Goal of the exercise: Take the data below and repeat it exactly.

Start of Information supplied

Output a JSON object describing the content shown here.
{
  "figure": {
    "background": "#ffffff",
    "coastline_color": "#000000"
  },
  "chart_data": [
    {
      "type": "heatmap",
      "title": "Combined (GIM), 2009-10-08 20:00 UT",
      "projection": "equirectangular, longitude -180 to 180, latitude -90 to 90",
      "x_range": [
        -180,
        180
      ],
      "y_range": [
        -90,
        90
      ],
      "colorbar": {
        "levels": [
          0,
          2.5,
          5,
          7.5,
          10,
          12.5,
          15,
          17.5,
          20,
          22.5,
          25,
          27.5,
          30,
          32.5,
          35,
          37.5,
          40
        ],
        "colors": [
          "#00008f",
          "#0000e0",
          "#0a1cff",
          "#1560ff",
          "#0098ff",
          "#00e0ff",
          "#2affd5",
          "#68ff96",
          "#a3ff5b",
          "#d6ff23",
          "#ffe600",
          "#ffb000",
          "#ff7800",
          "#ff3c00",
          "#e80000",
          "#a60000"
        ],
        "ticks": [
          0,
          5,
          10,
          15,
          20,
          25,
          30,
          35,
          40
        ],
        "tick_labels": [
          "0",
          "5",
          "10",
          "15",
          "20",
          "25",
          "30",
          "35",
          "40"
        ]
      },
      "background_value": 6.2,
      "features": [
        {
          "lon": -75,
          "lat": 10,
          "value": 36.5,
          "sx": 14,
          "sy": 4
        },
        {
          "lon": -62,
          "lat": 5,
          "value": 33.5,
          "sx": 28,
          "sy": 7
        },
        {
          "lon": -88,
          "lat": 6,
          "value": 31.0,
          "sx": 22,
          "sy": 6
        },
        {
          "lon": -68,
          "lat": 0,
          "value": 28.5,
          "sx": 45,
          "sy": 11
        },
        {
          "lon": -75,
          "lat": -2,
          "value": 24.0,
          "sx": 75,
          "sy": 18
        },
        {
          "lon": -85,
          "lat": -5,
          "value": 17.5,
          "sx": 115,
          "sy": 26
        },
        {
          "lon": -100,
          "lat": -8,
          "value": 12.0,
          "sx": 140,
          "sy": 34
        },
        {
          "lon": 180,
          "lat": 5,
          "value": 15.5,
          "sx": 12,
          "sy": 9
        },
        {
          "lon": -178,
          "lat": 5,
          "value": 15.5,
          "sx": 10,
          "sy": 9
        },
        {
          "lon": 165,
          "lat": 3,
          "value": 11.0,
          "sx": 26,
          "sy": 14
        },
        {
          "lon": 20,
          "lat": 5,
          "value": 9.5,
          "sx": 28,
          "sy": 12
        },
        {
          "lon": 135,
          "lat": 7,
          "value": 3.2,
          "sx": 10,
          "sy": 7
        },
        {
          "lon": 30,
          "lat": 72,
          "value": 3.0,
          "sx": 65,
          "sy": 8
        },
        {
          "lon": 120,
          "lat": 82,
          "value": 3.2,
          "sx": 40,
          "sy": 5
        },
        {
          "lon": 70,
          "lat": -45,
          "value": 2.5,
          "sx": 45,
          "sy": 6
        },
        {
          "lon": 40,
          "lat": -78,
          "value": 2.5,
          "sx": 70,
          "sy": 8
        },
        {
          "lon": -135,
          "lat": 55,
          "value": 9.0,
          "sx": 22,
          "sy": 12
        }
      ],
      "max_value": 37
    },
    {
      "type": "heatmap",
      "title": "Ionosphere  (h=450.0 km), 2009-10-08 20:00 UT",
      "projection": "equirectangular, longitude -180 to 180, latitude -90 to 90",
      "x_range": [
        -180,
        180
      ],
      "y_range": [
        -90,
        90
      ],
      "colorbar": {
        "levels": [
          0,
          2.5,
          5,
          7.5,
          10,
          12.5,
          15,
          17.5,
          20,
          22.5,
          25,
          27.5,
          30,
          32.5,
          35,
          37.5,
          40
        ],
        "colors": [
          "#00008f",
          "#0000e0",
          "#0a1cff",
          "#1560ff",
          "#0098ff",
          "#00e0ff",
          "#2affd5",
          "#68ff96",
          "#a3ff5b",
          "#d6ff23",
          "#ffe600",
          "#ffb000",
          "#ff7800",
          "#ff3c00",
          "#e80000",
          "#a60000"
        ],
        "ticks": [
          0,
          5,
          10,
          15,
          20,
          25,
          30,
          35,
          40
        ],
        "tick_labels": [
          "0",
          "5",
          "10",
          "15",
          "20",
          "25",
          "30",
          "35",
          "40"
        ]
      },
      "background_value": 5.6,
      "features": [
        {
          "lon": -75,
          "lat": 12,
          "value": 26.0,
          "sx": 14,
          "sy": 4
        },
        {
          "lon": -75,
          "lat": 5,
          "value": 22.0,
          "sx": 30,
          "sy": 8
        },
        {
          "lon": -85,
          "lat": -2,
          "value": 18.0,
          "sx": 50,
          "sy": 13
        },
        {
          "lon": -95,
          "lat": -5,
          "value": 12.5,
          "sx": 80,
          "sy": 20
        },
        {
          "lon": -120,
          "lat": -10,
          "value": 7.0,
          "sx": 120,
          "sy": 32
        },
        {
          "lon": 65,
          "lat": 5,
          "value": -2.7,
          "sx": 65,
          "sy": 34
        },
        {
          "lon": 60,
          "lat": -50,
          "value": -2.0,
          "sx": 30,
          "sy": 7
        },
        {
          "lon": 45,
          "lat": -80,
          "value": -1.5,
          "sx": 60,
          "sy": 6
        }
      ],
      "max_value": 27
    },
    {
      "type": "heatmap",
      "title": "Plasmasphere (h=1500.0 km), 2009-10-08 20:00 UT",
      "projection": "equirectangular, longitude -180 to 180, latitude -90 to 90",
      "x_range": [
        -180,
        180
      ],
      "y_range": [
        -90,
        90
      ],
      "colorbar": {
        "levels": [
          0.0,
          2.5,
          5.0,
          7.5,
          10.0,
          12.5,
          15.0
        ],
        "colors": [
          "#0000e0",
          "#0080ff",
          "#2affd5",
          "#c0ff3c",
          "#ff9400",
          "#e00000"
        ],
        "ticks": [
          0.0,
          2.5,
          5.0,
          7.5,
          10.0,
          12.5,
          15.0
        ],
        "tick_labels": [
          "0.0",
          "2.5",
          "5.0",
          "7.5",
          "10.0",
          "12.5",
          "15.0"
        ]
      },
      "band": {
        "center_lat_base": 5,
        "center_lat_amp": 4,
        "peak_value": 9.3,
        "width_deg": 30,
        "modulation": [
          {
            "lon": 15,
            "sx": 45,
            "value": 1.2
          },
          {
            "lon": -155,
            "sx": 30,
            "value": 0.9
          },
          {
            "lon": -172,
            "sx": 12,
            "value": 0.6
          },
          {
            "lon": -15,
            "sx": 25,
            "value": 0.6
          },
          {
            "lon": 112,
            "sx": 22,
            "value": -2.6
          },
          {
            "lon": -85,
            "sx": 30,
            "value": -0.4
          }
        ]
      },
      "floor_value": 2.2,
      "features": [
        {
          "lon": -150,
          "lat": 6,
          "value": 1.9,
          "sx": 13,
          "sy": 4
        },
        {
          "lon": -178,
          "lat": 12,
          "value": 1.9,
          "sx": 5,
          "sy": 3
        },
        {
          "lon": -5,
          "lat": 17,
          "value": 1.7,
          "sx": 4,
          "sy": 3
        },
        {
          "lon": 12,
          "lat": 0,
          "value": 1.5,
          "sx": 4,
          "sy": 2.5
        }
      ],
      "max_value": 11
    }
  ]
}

End of Information supplied

Answer for this exercise:
Output a JSON object describing the content shown here.
{
  "figure": {
    "background": "#ffffff",
    "coastline_color": "#000000"
  },
  "chart_data": [
    {
      "type": "heatmap",
      "title": "Combined (GIM), 2009-10-08 20:00 UT",
      "projection": "equirectangular, longitude -180 to 180, latitude -90 to 90",
      "x_range": [
        -180,
        180
      ],
      "y_range": [
        -90,
        90
      ],
      "colorbar": {
        "levels": [
          0,
          2.5,
          5,
          7.5,
          10,
          12.5,
          15,
          17.5,
          20,
          22.5,
          25,
          27.5,
          30,
          32.5,
          35,
          37.5,
          40
        ],
        "colors": [
          "#00008f",
          "#0000e0",
          "#0a1cff",
          "#1560ff",
          "#0098ff",
          "#00e0ff",
          "#2affd5",
          "#68ff96",
          "#a3ff5b",
          "#d6ff23",
          "#ffe600",
          "#ffb000",
          "#ff7800",
          "#ff3c00",
          "#e80000",
          "#a60000"
        ],
        "ticks": [
          0,
          5,
          10,
          15,
          20,
          25,
          30,
          35,
          40
        ],
        "tick_labels": [
          "0",
          "5",
          "10",
          "15",
          "20",
          "25",
          "30",
          "35",
          "40"
        ]
      },
      "background_value": 6.2,
      "features": [
        {
          "lon": -75,
          "lat": 10,
          "value": 36.5,
          "sx": 14,
          "sy": 4
        },
        {
          "lon": -62,
          "lat": 5,
          "value": 33.5,
          "sx": 28,
          "sy": 7
        },
        {
          "lon": -88,
          "lat": 6,
          "value": 31.0,
          "sx": 22,
          "sy": 6
        },
        {
          "lon": -68,
          "lat": 0,
          "value": 28.5,
          "sx": 45,
          "sy": 11
        },
        {
          "lon": -75,
          "lat": -2,
          "value": 24.0,
          "sx": 75,
          "sy": 18
        },
        {
          "lon": -85,
          "lat": -5,
          "value": 17.5,
          "sx": 115,
          "sy": 26
        },
        {
          "lon": -100,
          "lat": -8,
          "value": 12.0,
          "sx": 140,
          "sy": 34
        },
        {
          "lon": 180,
          "lat": 5,
          "value": 15.5,
          "sx": 12,
          "sy": 9
        },
        {
          "lon": -178,
          "lat": 5,
          "value": 15.5,
          "sx": 10,
          "sy": 9
        },
        {
          "lon": 165,
          "lat": 3,
          "value": 11.0,
          "sx": 26,
          "sy": 14
        },
        {
          "lon": 20,
          "lat": 5,
          "value": 9.5,
          "sx": 28,
          "sy": 12
        },
        {
          "lon": 135,
          "lat": 7,
          "value": 3.2,
          "sx": 10,
          "sy": 7
        },
        {
          "lon": 30,
          "lat": 72,
          "value": 3.0,
          "sx": 65,
          "sy": 8
        },
        {
          "lon": 120,
          "lat": 82,
          "value": 3.2,
          "sx": 40,
          "sy": 5
        },
        {
          "lon": 70,
          "lat": -45,
          "value": 2.5,
          "sx": 45,
          "sy": 6
        },
        {
          "lon": 40,
          "lat": -78,
          "value": 2.5,
          "sx": 70,
          "sy": 8
        },
        {
          "lon": -135,
          "lat": 55,
          "value": 9.0,
          "sx": 22,
          "sy": 12
        }
      ],
      "max_value": 37
    },
    {
      "type": "heatmap",
      "title": "Ionosphere  (h=450.0 km), 2009-10-08 20:00 UT",
      "projection": "equirectangular, longitude -180 to 180, latitude -90 to 90",
      "x_range": [
        -180,
        180
      ],
      "y_range": [
        -90,
        90
      ],
      "colorbar": {
        "levels": [
          0,
          2.5,
          5,
          7.5,
          10,
          12.5,
          15,
          17.5,
          20,
          22.5,
          25,
          27.5,
          30,
          32.5,
          35,
          37.5,
          40
        ],
        "colors": [
          "#00008f",
          "#0000e0",
          "#0a1cff",
          "#1560ff",
          "#0098ff",
          "#00e0ff",
          "#2affd5",
          "#68ff96",
          "#a3ff5b",
          "#d6ff23",
          "#ffe600",
          "#ffb000",
          "#ff7800",
          "#ff3c00",
          "#e80000",
          "#a60000"
        ],
        "ticks": [
          0,
          5,
          10,
          15,
          20,
          25,
          30,
          35,
          40
        ],
        "tick_labels": [
          "0",
          "5",
          "10",
          "15",
          "20",
          "25",
          "30",
          "35",
          "40"
        ]
      },
      "background_value": 5.6,
      "features": [
        {
          "lon": -75,
          "lat": 12,
          "value": 26.0,
          "sx": 14,
          "sy": 4
        },
        {
          "lon": -75,
          "lat": 5,
          "value": 22.0,
          "sx": 30,
          "sy": 8
        },
        {
          "lon": -85,
          "lat": -2,
          "value": 18.0,
          "sx": 50,
          "sy": 13
        },
        {
          "lon": -95,
          "lat": -5,
          "value": 12.5,
          "sx": 80,
          "sy": 20
        },
        {
          "lon": -120,
          "lat": -10,
          "value": 7.0,
          "sx": 120,
          "sy": 32
        },
        {
          "lon": 65,
          "lat": 5,
          "value": -2.7,
          "sx": 65,
          "sy": 34
        },
        {
          "lon": 60,
          "lat": -50,
          "value": -2.0,
          "sx": 30,
          "sy": 7
        },
        {
          "lon": 45,
          "lat": -80,
          "value": -1.5,
          "sx": 60,
          "sy": 6
        }
      ],
      "max_value": 27
    },
    {
      "type": "heatmap",
      "title": "Plasmasphere (h=1500.0 km), 2009-10-08 20:00 UT",
      "projection": "equirectangular, longitude -180 to 180, latitude -90 to 90",
      "x_range": [
        -180,
        180
      ],
      "y_range": [
        -90,
        90
      ],
      "colorbar": {
        "levels": [
          0.0,
          2.5,
          5.0,
          7.5,
          10.0,
          12.5,
          15.0
        ],
        "colors": [
          "#0000e0",
          "#0080ff",
          "#2affd5",
          "#c0ff3c",
          "#ff9400",
          "#e00000"
        ],
        "ticks": [
          0.0,
          2.5,
          5.0,
          7.5,
          10.0,
          12.5,
          15.0
        ],
        "tick_labels": [
          "0.0",
          "2.5",
          "5.0",
          "7.5",
          "10.0",
          "12.5",
          "15.0"
        ]
      },
      "band": {
        "center_lat_base": 5,
        "center_lat_amp": 4,
        "peak_value": 9.3,
        "width_deg": 30,
        "modulation": [
          {
            "lon": 15,
            "sx": 45,
            "value": 1.2
          },
          {
            "lon": -155,
            "sx": 30,
            "value": 0.9
          },
          {
            "lon": -172,
            "sx": 12,
            "value": 0.6
          },
          {
            "lon": -15,
            "sx": 25,
            "value": 0.6
          },
          {
            "lon": 112,
            "sx": 22,
            "value": -2.6
          },
          {
            "lon": -85,
            "sx": 30,
            "value": -0.4
          }
        ]
      },
      "floor_value": 2.2,
      "features": [
        {
          "lon": -150,
          "lat": 6,
          "value": 1.9,
          "sx": 13,
          "sy": 4
        },
        {
          "lon": -178,
          "lat": 12,
          "value": 1.9,
          "sx": 5,
          "sy": 3
        },
        {
          "lon": -5,
          "lat": 17,
          "value": 1.7,
          "sx": 4,
          "sy": 3
        },
        {
          "lon": 12,
          "lat": 0,
          "value": 1.5,
          "sx": 4,
          "sy": 2.5
        }
      ],
      "max_value": 11
    }
  ]
}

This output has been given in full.